Task statement:
How many of the rows below contain the word "List", counting only matches with the same capitalization? Reply with the number alone.
-- START OF Rows --
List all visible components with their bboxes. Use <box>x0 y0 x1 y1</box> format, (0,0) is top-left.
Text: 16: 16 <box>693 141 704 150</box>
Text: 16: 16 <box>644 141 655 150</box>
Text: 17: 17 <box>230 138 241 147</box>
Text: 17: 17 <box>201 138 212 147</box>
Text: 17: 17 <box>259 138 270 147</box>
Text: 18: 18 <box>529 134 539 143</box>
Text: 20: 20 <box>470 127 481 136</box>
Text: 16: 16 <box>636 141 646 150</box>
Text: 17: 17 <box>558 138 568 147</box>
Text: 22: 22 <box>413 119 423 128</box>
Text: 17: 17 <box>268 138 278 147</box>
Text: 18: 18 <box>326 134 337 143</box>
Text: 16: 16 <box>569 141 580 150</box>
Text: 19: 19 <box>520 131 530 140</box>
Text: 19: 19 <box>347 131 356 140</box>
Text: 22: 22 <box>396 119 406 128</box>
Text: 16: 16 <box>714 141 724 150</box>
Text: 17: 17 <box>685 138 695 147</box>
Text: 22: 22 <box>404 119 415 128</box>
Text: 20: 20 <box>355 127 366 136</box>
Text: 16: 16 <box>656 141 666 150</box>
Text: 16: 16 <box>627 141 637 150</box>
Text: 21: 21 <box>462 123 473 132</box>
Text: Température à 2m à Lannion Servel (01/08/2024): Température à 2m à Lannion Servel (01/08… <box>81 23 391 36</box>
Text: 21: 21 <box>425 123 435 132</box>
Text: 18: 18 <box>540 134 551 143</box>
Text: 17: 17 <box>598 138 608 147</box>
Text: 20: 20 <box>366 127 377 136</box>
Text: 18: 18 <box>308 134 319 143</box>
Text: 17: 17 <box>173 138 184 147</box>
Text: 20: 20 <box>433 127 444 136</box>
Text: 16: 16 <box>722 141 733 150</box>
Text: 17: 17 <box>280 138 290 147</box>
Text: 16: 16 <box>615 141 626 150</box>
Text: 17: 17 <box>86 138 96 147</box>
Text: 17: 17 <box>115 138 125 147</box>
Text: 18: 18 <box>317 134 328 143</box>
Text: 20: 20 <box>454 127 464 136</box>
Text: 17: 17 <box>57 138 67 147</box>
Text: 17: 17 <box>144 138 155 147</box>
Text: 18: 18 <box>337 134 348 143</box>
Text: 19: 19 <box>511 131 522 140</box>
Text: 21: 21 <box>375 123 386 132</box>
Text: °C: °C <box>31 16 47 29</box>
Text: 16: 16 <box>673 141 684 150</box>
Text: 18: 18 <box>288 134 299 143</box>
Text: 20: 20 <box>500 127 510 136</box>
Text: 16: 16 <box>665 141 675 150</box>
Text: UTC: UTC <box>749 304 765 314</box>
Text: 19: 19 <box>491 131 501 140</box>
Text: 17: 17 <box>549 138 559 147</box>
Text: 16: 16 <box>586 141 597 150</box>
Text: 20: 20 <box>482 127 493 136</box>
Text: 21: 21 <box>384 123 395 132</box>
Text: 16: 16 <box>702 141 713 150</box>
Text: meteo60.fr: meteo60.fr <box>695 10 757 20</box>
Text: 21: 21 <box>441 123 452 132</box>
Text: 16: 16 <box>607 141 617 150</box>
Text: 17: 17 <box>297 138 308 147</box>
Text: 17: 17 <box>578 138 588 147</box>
-- END OF Rows --
-- START OF Rows --
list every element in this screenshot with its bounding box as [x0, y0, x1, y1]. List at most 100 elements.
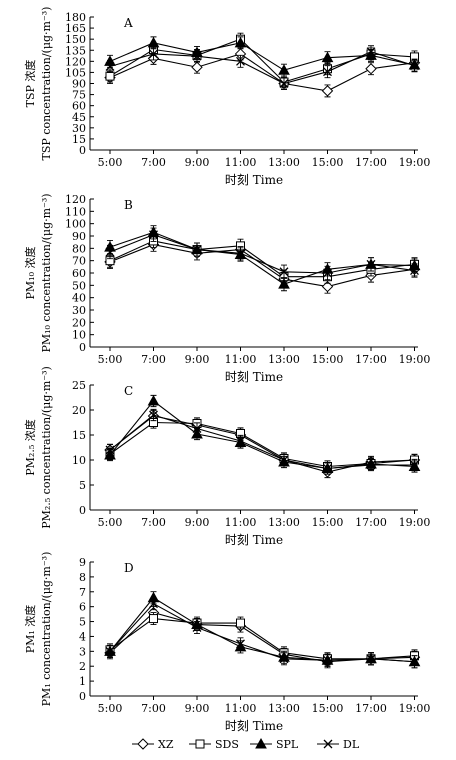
-- END OF Rows --
Full output:
2